**PROBLEM REQUIREMENTS:** Send each entry back exactly as given, pictures excluded.

**ENTRIES PROVIDED:**
--------------------------------------------------

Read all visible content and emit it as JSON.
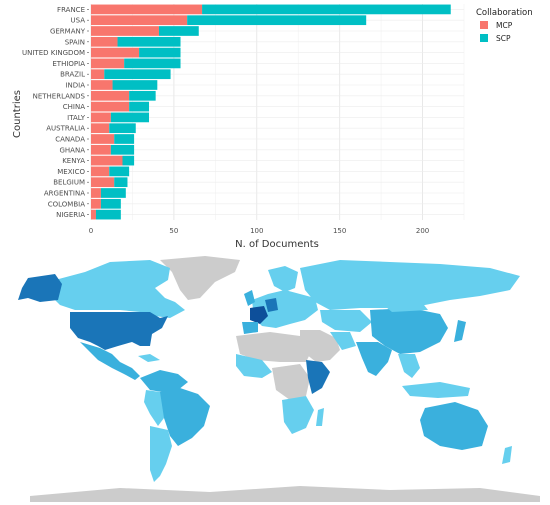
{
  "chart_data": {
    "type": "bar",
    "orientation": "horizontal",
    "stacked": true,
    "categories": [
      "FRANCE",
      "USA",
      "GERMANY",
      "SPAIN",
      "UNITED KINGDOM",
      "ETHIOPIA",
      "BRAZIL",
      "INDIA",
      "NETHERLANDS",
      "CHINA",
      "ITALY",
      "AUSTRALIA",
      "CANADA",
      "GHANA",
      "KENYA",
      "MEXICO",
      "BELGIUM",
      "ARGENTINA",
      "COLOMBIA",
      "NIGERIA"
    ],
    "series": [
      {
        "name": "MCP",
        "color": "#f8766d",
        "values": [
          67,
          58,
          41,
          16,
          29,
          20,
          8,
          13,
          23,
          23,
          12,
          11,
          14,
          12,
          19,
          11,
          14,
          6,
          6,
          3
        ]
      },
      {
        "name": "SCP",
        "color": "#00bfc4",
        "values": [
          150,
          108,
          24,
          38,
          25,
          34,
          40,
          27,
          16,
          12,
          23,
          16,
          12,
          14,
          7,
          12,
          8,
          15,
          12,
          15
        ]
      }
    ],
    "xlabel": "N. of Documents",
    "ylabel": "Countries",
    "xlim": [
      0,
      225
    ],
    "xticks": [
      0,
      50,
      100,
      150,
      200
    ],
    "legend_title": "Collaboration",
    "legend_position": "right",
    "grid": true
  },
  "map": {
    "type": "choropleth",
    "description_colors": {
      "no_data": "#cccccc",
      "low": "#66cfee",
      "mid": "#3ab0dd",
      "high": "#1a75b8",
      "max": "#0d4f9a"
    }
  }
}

--------------------------------------------------

**THE COMPLETED TASK:**
Read all visible content and emit it as JSON.
{
  "chart_data": {
    "type": "bar",
    "orientation": "horizontal",
    "stacked": true,
    "categories": [
      "FRANCE",
      "USA",
      "GERMANY",
      "SPAIN",
      "UNITED KINGDOM",
      "ETHIOPIA",
      "BRAZIL",
      "INDIA",
      "NETHERLANDS",
      "CHINA",
      "ITALY",
      "AUSTRALIA",
      "CANADA",
      "GHANA",
      "KENYA",
      "MEXICO",
      "BELGIUM",
      "ARGENTINA",
      "COLOMBIA",
      "NIGERIA"
    ],
    "series": [
      {
        "name": "MCP",
        "color": "#f8766d",
        "values": [
          67,
          58,
          41,
          16,
          29,
          20,
          8,
          13,
          23,
          23,
          12,
          11,
          14,
          12,
          19,
          11,
          14,
          6,
          6,
          3
        ]
      },
      {
        "name": "SCP",
        "color": "#00bfc4",
        "values": [
          150,
          108,
          24,
          38,
          25,
          34,
          40,
          27,
          16,
          12,
          23,
          16,
          12,
          14,
          7,
          12,
          8,
          15,
          12,
          15
        ]
      }
    ],
    "xlabel": "N. of Documents",
    "ylabel": "Countries",
    "xlim": [
      0,
      225
    ],
    "xticks": [
      0,
      50,
      100,
      150,
      200
    ],
    "legend_title": "Collaboration",
    "legend_position": "right",
    "grid": true
  },
  "map": {
    "type": "choropleth",
    "description_colors": {
      "no_data": "#cccccc",
      "low": "#66cfee",
      "mid": "#3ab0dd",
      "high": "#1a75b8",
      "max": "#0d4f9a"
    }
  }
}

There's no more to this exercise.